• _AIM_:
Count how many lines in the material below hold the word "mint"; the reply is that number alone.
== INPUT RECORDS ==
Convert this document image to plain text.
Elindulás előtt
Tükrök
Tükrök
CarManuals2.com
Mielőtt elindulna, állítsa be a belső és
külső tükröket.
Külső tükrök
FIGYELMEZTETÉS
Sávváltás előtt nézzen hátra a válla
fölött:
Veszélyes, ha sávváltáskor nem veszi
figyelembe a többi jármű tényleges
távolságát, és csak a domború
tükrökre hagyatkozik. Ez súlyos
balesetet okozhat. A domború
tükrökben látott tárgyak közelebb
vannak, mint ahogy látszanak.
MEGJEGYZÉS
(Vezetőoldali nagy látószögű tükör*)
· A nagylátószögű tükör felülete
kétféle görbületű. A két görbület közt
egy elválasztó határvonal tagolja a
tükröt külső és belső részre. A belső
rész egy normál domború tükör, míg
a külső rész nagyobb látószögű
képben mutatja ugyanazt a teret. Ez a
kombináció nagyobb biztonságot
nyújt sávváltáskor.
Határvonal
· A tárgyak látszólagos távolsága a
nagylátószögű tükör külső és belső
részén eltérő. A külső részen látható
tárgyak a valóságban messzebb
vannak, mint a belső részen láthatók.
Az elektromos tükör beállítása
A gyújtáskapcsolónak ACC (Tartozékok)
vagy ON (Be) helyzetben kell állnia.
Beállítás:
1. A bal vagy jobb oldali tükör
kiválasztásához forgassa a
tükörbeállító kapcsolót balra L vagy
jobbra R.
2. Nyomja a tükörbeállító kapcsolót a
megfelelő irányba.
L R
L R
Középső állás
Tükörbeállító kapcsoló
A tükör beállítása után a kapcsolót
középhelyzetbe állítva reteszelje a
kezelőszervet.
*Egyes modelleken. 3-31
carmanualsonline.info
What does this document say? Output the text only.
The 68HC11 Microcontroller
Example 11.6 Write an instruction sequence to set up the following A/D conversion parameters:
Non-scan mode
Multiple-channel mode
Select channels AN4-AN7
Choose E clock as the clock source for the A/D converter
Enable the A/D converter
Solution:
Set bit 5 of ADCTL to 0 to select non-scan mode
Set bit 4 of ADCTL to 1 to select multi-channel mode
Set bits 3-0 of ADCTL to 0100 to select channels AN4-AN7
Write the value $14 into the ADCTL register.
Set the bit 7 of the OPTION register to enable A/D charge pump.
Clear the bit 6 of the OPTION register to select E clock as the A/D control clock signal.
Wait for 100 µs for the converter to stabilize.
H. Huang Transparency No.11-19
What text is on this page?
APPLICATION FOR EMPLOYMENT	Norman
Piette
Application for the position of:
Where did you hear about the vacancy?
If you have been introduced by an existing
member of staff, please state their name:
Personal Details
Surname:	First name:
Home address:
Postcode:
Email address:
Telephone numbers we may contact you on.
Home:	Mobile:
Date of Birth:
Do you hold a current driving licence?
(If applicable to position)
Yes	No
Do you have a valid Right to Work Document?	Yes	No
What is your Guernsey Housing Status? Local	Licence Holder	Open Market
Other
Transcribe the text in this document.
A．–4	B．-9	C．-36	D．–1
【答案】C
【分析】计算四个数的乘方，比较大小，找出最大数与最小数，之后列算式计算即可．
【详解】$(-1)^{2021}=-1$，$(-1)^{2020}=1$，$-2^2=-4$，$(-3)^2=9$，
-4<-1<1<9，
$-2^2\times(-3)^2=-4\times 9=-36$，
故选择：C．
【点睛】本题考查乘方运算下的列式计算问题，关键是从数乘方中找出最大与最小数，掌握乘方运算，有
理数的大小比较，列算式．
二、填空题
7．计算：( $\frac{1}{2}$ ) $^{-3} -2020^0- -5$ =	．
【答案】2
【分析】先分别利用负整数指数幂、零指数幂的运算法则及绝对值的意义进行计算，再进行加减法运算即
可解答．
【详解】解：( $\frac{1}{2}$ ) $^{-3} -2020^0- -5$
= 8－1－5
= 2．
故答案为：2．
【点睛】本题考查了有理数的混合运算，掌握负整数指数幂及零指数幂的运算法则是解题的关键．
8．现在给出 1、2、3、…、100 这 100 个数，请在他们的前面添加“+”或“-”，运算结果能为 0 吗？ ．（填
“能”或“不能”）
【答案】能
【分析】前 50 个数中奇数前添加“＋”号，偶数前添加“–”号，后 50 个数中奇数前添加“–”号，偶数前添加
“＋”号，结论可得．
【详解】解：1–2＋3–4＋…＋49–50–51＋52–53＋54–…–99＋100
===
• _REPLY_:
2